◆ Exercise prompt: Quote, please, the line with "Transcribe this image's", the line with "Convert this screenshot", and every line between them, exactly and with nothing else.

◆ Supplied information:
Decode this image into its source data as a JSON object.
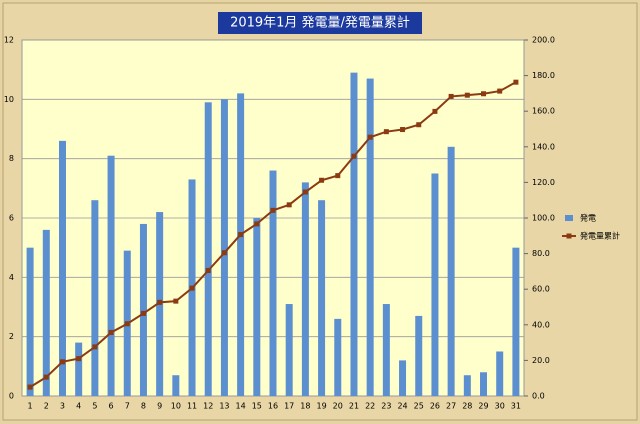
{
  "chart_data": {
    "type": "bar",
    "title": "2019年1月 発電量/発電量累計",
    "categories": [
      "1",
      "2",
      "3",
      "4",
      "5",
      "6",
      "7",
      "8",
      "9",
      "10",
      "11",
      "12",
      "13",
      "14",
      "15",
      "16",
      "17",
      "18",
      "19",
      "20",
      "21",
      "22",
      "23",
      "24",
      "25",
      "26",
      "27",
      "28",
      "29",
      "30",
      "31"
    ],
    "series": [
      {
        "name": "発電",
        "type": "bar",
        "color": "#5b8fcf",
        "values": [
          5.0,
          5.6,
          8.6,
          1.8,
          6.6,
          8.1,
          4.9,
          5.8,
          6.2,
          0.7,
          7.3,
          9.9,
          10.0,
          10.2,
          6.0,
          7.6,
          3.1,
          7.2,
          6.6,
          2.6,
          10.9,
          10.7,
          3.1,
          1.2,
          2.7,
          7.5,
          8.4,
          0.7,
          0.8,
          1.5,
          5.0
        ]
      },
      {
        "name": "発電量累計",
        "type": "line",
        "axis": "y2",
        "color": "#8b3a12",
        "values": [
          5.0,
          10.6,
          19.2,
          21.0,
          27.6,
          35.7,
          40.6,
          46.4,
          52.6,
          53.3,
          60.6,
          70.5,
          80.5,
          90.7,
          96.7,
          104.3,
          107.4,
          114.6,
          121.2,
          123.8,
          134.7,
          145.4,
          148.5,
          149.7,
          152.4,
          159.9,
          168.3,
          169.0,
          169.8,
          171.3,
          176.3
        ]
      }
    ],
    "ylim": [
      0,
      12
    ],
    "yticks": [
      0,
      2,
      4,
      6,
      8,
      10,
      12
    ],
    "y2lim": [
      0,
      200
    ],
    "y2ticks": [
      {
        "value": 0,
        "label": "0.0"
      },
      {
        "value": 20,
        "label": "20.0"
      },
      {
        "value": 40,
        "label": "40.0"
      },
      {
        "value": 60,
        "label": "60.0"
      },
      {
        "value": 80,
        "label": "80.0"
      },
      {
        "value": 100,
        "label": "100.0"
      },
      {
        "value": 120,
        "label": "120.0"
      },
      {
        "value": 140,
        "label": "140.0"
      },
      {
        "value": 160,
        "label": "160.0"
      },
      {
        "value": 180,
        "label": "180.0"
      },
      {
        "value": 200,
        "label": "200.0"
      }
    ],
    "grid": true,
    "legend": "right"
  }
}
---
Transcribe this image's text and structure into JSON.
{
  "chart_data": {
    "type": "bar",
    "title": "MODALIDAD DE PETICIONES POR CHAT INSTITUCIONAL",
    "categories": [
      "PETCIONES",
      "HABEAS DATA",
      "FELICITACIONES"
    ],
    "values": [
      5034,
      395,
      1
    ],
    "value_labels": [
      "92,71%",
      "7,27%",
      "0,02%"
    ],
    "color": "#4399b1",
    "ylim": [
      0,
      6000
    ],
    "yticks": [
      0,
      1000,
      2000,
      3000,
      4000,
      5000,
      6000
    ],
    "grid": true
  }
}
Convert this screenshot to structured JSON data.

◆ Output of the exercise:
Transcribe this image's text and structure into JSON.
{
  "chart_data": {
    "type": "bar",
    "title": "MODALIDAD DE PETICIONES POR CHAT INSTITUCIONAL",
    "categories": [
      "PETCIONES",
      "HABEAS DATA",
      "FELICITACIONES"
    ],
    "values": [
      5034,
      395,
      1
    ],
    "value_labels": [
      "92,71%",
      "7,27%",
      "0,02%"
    ],
    "color": "#4399b1",
    "ylim": [
      0,
      6000
    ],
    "yticks": [
      0,
      1000,
      2000,
      3000,
      4000,
      5000,
      6000
    ],
    "grid": true
  }
}
Convert this screenshot to structured JSON data.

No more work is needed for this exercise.